> **What is asked**: Look through the lines below and state how many hold the word "JSON". Write only the number.

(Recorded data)
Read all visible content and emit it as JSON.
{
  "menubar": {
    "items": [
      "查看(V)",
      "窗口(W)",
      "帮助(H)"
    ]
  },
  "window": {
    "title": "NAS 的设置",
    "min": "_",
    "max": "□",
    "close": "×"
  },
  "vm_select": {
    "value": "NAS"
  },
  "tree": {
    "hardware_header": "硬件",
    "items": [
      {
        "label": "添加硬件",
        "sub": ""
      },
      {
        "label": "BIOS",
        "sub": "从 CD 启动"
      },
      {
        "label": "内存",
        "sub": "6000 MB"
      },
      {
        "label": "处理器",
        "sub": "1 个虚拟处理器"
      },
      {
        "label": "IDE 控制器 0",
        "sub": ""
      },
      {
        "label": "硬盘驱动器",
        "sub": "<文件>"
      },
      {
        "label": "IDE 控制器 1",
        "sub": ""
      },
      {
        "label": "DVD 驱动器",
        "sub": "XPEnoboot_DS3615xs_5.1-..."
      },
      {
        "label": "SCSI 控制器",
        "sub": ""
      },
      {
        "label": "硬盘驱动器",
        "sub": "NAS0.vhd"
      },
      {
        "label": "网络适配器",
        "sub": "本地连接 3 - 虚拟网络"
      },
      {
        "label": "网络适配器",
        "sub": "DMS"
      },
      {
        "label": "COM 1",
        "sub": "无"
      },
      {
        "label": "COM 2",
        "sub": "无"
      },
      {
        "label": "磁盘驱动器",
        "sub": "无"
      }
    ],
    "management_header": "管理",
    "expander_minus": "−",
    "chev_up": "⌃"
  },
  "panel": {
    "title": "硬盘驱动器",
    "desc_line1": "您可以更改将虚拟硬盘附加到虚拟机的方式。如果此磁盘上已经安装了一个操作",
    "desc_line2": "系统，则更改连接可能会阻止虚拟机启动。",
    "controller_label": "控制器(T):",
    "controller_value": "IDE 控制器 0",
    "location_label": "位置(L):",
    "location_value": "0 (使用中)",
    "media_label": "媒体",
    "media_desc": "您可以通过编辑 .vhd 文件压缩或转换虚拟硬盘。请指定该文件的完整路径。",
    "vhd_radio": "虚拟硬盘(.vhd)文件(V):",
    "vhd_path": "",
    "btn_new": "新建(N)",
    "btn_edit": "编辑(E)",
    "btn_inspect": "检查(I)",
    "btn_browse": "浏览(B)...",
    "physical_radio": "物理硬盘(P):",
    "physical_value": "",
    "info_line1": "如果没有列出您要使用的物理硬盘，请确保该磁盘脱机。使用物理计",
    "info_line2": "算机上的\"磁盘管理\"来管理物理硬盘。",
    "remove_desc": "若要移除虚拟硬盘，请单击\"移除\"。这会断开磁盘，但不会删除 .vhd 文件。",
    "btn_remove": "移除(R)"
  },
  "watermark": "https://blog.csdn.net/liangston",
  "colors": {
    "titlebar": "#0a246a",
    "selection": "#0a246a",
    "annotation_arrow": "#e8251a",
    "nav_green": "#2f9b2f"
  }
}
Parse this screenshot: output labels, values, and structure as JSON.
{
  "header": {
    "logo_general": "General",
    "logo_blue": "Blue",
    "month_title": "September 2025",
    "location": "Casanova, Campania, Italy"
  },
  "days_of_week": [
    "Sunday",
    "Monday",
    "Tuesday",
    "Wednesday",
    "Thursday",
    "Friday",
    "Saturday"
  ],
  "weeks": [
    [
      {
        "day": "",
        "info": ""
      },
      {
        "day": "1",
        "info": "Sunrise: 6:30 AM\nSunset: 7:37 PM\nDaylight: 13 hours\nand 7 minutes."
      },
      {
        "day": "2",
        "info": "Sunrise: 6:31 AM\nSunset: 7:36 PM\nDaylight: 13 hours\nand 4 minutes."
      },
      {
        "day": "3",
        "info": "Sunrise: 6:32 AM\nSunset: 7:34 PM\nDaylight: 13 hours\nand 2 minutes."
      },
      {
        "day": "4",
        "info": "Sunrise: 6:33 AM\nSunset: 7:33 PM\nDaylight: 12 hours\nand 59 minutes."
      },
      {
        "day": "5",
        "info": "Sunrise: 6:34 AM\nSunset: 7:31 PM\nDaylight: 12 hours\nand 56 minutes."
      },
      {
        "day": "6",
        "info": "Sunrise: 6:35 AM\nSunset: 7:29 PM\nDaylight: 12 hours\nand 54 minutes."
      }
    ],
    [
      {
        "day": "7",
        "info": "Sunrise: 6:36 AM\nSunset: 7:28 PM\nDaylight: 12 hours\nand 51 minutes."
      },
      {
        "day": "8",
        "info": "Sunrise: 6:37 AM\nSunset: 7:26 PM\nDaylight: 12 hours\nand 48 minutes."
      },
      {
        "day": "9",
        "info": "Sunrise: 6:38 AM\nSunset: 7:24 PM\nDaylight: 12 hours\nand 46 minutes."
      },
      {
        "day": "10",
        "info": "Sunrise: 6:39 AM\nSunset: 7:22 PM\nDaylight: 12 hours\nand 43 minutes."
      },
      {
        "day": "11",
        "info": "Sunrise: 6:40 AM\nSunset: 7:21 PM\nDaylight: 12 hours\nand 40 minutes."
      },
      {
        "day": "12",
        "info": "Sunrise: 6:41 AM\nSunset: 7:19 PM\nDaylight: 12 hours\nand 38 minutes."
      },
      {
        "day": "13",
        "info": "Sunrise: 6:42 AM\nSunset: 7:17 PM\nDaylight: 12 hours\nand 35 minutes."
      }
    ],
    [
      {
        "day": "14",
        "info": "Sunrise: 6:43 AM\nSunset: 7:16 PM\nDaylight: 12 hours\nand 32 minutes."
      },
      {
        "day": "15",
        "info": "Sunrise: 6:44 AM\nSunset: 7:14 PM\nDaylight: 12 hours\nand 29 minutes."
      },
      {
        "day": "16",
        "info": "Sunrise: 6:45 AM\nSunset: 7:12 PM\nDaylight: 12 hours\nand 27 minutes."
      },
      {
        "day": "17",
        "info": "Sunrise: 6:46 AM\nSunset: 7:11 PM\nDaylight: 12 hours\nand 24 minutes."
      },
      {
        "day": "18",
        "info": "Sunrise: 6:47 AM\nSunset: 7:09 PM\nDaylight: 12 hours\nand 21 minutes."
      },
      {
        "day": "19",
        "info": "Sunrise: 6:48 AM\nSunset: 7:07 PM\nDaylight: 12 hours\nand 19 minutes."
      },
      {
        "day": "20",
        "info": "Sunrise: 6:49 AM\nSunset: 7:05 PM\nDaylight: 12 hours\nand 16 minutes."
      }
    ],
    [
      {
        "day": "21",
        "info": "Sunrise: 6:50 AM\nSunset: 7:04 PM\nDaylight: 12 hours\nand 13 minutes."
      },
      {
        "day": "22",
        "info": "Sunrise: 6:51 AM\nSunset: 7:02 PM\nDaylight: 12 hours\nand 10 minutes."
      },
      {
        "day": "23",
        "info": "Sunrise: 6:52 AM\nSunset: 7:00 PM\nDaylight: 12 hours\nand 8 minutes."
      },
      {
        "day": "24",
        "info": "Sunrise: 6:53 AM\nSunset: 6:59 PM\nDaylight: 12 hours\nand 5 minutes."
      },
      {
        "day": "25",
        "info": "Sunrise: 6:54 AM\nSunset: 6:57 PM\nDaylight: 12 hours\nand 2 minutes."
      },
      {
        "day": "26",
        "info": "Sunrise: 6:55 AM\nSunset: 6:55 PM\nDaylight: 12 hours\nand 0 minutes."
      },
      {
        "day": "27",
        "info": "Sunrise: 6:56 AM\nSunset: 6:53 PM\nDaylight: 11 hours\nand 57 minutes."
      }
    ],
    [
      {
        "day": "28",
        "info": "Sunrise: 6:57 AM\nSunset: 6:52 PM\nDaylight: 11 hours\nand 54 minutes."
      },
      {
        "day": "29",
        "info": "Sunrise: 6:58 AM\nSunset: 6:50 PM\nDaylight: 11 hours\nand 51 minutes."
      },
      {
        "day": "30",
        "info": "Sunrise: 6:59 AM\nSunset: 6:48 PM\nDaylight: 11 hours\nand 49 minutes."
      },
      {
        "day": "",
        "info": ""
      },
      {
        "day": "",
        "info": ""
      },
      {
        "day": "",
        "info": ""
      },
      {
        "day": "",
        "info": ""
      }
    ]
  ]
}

> **Exercise answer**: 2